▸ **Raw records**

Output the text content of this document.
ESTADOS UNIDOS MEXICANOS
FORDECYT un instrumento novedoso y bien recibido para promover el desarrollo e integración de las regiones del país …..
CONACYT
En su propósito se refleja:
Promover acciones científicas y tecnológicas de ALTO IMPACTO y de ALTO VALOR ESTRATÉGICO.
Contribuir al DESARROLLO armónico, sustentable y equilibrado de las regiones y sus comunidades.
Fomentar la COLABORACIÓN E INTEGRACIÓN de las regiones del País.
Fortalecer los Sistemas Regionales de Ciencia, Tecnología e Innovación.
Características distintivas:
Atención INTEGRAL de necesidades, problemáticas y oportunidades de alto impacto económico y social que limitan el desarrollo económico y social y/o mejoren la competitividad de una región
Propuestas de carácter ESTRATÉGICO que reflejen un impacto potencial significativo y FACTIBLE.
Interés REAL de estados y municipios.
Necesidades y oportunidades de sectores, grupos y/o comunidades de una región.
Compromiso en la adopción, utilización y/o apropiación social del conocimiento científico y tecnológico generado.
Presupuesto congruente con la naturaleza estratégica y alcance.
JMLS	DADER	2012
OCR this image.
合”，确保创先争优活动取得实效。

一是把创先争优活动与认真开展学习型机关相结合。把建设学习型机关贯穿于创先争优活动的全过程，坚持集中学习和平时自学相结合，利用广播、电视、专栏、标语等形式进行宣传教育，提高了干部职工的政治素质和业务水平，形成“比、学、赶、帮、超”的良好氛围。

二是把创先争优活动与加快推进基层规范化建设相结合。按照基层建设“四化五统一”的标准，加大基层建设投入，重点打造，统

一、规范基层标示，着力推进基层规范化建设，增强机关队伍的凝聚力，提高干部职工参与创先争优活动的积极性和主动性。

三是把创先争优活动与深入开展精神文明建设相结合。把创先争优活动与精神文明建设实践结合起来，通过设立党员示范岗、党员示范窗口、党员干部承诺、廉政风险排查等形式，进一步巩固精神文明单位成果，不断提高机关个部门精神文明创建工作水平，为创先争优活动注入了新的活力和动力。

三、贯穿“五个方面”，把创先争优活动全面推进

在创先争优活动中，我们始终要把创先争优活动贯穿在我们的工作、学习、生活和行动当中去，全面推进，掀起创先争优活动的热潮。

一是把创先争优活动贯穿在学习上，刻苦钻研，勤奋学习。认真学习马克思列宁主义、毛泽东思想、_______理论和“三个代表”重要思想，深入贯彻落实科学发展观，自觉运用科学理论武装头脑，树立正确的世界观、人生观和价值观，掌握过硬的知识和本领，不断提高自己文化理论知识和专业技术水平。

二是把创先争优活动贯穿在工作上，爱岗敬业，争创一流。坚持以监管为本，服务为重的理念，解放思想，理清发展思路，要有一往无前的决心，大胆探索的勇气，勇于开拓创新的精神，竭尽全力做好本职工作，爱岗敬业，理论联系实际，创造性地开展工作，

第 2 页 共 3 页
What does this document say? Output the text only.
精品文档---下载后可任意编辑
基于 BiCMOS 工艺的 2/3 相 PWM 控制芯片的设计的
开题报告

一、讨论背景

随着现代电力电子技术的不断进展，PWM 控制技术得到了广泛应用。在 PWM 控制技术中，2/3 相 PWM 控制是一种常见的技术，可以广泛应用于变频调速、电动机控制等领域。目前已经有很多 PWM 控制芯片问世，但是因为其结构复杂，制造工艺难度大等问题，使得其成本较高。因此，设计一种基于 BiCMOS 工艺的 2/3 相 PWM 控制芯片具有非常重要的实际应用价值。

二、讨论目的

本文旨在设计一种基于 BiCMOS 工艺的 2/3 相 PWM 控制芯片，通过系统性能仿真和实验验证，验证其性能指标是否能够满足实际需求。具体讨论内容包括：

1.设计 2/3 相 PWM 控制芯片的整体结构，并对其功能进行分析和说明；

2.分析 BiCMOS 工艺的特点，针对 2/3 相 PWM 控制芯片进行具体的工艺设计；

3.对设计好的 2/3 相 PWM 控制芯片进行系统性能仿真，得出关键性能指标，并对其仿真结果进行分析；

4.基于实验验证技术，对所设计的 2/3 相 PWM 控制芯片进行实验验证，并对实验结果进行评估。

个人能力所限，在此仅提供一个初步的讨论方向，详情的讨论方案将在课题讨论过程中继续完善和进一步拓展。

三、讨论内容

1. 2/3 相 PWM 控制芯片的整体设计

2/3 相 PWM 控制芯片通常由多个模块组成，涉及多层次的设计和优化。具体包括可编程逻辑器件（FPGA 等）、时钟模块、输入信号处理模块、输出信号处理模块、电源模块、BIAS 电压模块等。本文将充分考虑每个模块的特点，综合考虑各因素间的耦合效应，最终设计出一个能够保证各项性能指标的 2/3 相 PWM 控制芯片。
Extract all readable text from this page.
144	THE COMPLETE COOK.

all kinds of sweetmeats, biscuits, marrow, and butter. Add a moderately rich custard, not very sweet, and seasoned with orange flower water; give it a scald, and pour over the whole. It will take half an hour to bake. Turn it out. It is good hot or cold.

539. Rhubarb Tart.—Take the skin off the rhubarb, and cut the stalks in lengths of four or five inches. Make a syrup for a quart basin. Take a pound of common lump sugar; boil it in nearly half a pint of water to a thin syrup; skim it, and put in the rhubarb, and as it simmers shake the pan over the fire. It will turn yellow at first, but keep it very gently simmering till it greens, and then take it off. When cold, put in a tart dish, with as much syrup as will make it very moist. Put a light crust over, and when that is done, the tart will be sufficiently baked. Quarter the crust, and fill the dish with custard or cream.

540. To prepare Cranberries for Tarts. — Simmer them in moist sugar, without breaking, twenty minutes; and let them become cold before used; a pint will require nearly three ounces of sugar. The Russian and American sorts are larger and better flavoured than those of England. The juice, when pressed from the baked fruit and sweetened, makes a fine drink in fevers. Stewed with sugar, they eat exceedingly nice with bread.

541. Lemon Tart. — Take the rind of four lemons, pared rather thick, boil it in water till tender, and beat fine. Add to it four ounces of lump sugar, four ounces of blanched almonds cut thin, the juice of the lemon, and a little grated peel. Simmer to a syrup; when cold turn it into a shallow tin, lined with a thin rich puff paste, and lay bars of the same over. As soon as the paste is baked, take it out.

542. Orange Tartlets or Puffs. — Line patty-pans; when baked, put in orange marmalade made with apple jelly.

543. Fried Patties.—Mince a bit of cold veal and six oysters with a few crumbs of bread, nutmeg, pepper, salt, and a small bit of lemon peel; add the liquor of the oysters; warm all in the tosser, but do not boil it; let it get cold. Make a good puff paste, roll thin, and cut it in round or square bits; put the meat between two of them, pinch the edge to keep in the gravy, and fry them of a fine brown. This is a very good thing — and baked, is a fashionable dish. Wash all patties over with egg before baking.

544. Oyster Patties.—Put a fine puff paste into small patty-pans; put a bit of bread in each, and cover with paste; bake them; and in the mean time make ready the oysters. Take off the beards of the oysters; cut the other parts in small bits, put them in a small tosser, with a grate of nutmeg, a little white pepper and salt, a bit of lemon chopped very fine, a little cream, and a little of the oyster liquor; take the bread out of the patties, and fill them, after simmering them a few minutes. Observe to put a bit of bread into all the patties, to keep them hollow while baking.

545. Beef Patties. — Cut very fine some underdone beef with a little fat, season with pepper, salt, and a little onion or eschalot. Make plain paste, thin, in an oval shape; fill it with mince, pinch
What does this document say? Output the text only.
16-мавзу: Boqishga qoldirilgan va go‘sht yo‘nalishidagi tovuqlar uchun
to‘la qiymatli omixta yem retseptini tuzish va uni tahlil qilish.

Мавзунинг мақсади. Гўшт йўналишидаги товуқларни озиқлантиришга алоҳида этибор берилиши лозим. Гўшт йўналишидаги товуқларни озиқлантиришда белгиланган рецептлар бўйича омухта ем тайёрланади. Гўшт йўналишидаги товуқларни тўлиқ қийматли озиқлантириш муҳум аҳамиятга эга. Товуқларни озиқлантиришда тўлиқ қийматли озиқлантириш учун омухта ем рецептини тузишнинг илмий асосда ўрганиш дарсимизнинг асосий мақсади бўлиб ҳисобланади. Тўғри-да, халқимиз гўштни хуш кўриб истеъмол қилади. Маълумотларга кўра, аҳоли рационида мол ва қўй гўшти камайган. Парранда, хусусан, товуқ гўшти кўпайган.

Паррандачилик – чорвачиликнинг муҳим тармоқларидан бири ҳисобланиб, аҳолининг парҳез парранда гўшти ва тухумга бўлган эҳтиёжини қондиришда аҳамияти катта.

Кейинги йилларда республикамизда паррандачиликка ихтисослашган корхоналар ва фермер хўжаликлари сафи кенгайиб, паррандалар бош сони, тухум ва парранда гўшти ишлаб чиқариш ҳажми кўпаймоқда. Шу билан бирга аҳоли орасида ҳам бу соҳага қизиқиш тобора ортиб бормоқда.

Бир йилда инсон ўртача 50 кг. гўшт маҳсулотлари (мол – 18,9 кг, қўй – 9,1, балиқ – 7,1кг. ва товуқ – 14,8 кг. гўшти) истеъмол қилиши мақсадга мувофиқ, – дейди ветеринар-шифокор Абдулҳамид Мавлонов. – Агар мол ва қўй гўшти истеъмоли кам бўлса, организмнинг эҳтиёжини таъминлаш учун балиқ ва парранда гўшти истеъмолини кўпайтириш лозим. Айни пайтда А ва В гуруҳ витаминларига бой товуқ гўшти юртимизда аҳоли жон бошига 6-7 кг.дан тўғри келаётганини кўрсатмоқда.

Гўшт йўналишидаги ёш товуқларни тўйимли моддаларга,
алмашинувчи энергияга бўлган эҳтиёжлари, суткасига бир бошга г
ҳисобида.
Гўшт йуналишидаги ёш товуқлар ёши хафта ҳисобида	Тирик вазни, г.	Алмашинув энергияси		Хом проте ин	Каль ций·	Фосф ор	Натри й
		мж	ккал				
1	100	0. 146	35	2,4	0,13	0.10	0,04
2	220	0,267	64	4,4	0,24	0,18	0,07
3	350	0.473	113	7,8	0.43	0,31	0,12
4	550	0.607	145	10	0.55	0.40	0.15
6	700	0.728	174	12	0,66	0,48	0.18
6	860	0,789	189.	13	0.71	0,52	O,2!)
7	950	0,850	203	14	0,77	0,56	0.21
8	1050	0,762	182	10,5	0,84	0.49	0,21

▸ **Aim**
Every line that holds the word "custard" should be extracted.

▸ **Answer for the task**
all kinds of sweetmeats, biscuits, marrow, and butter. Add a moderately rich custard, not very sweet, and seasoned with orange flower water; give it a scald, and pour over the whole. It will take half an hour to bake. Turn it out. It is good hot or cold.
539. Rhubarb Tart.—Take the skin off the rhubarb, and cut the stalks in lengths of four or five inches. Make a syrup for a quart basin. Take a pound of common lump sugar; boil it in nearly half a pint of water to a thin syrup; skim it, and put in the rhubarb, and as it simmers shake the pan over the fire. It will turn yellow at first, but keep it very gently simmering till it greens, and then take it off. When cold, put in a tart dish, with as much syrup as will make it very moist. Put a light crust over, and when that is done, the tart will be sufficiently baked. Quarter the crust, and fill the dish with custard or cream.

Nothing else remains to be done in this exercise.